--- WHAT IS NEEDED ---
Give back exactly the lines running from the line with "What's the underlying" to the end of the entries, and only those lines.

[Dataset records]
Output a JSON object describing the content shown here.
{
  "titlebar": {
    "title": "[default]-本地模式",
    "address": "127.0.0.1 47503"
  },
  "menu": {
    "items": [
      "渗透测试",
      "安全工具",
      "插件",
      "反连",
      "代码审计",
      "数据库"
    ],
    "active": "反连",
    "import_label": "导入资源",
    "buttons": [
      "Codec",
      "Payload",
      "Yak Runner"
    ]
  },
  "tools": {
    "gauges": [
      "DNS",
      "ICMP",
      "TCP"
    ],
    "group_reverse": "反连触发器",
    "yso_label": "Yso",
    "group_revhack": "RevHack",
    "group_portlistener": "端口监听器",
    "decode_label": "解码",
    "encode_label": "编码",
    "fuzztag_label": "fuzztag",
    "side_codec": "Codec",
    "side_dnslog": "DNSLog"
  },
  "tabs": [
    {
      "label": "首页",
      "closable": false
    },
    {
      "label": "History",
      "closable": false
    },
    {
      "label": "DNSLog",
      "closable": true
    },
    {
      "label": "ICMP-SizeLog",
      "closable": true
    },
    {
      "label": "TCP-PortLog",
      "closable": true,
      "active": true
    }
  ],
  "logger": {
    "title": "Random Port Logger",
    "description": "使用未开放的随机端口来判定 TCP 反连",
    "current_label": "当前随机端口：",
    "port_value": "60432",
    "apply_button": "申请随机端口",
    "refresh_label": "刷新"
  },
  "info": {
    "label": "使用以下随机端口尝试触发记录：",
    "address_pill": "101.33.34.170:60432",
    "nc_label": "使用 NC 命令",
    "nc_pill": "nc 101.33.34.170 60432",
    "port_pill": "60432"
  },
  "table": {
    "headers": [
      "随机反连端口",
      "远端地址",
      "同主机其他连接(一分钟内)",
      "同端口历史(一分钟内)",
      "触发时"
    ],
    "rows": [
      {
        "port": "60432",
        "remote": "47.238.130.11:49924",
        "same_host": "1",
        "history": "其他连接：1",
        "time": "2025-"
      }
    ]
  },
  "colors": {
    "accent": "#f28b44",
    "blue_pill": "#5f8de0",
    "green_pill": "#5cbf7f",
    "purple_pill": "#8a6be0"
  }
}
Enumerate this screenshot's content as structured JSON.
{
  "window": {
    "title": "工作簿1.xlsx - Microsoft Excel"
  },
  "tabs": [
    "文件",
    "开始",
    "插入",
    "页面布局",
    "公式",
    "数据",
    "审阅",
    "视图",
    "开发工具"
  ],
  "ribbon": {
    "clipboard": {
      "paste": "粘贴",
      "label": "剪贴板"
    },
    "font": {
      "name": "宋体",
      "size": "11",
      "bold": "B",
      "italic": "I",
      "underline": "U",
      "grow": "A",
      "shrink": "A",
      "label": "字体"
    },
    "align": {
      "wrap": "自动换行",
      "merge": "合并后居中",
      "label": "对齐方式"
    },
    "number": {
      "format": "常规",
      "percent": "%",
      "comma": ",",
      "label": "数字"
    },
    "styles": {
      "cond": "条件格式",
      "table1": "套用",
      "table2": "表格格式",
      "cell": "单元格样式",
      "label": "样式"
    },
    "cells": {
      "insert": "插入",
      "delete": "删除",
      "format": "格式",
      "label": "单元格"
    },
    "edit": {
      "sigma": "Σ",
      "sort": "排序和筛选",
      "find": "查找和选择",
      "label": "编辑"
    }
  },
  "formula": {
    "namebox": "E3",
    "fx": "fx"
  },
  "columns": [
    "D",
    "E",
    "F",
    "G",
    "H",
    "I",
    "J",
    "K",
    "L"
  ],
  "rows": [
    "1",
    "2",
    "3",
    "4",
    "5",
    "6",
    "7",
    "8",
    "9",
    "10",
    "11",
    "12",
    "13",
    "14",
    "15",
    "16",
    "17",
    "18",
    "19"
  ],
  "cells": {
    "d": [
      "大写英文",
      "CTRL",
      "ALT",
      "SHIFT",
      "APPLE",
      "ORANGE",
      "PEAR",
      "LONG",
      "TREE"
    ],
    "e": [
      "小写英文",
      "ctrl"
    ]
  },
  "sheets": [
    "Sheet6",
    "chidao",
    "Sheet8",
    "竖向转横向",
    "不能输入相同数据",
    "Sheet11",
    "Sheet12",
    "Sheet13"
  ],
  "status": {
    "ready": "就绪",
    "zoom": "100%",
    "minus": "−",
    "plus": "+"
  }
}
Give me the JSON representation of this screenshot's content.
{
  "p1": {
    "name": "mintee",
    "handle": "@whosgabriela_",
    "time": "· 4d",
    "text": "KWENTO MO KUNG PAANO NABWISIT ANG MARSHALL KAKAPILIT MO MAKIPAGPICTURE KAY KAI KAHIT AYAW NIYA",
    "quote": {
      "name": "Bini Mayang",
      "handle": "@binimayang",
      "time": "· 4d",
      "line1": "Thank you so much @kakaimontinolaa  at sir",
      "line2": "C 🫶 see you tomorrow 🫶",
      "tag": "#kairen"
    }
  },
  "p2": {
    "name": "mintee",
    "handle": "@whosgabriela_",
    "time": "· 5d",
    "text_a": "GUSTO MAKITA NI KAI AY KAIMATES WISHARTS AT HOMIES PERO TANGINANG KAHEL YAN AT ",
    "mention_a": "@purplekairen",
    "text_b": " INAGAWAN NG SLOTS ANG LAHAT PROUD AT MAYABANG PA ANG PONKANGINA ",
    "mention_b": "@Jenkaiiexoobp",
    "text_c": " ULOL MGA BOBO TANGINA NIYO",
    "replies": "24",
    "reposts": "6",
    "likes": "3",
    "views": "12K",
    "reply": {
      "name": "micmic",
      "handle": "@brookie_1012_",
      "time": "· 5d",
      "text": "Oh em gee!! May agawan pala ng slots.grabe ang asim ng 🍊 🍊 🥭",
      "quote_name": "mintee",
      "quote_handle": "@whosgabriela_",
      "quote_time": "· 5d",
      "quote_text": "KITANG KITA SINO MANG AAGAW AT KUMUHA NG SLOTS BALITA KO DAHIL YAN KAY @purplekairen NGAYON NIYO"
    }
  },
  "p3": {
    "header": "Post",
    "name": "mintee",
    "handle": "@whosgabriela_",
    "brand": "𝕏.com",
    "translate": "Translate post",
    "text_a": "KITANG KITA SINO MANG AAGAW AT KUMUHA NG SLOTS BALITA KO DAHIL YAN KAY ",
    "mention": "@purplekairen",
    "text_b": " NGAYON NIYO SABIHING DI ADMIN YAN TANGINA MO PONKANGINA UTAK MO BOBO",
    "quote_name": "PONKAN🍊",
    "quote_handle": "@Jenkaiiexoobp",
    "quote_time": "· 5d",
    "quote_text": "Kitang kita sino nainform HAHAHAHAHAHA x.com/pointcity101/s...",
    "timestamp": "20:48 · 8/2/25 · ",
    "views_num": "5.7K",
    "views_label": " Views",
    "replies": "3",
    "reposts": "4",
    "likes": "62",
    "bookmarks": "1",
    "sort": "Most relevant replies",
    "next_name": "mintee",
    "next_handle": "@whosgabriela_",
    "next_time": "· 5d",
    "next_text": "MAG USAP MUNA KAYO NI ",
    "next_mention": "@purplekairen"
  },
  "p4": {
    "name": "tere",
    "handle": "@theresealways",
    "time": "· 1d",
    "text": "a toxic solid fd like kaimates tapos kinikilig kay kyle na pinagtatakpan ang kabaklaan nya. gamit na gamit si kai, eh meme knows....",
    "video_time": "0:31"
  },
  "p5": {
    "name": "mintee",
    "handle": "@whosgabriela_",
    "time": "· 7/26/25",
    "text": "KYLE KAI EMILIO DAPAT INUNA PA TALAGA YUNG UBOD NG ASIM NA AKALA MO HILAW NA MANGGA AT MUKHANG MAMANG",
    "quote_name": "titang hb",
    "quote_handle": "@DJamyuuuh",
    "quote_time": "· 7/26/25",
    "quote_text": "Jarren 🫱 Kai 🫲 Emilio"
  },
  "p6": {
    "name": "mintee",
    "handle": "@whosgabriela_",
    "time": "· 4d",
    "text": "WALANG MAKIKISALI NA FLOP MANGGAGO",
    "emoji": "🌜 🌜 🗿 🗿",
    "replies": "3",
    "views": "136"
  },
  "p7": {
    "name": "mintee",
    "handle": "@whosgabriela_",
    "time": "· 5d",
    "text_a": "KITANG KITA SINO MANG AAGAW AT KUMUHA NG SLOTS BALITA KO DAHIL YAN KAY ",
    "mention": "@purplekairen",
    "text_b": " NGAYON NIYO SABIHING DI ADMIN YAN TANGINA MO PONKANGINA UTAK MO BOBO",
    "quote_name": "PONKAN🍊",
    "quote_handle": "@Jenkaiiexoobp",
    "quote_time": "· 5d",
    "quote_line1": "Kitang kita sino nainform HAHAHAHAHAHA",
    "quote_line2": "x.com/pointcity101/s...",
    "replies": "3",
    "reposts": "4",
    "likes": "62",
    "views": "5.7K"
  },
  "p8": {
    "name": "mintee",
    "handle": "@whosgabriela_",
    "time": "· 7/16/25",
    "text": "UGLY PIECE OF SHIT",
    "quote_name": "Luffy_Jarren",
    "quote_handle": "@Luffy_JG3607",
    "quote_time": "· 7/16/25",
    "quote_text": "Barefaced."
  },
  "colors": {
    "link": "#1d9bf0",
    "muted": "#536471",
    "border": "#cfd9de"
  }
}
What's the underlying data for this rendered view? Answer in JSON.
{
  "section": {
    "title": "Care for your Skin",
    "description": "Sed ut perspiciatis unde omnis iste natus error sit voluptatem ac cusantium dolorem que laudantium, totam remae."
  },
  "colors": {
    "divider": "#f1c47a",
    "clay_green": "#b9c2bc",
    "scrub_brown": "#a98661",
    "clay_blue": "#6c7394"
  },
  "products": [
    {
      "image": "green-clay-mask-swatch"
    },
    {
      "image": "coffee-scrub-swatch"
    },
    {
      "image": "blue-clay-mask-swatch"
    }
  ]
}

--- FULL ANSWER ---
What's the underlying data for this rendered view? Answer in JSON.
{
  "section": {
    "title": "Care for your Skin",
    "description": "Sed ut perspiciatis unde omnis iste natus error sit voluptatem ac cusantium dolorem que laudantium, totam remae."
  },
  "colors": {
    "divider": "#f1c47a",
    "clay_green": "#b9c2bc",
    "scrub_brown": "#a98661",
    "clay_blue": "#6c7394"
  },
  "products": [
    {
      "image": "green-clay-mask-swatch"
    },
    {
      "image": "coffee-scrub-swatch"
    },
    {
      "image": "blue-clay-mask-swatch"
    }
  ]
}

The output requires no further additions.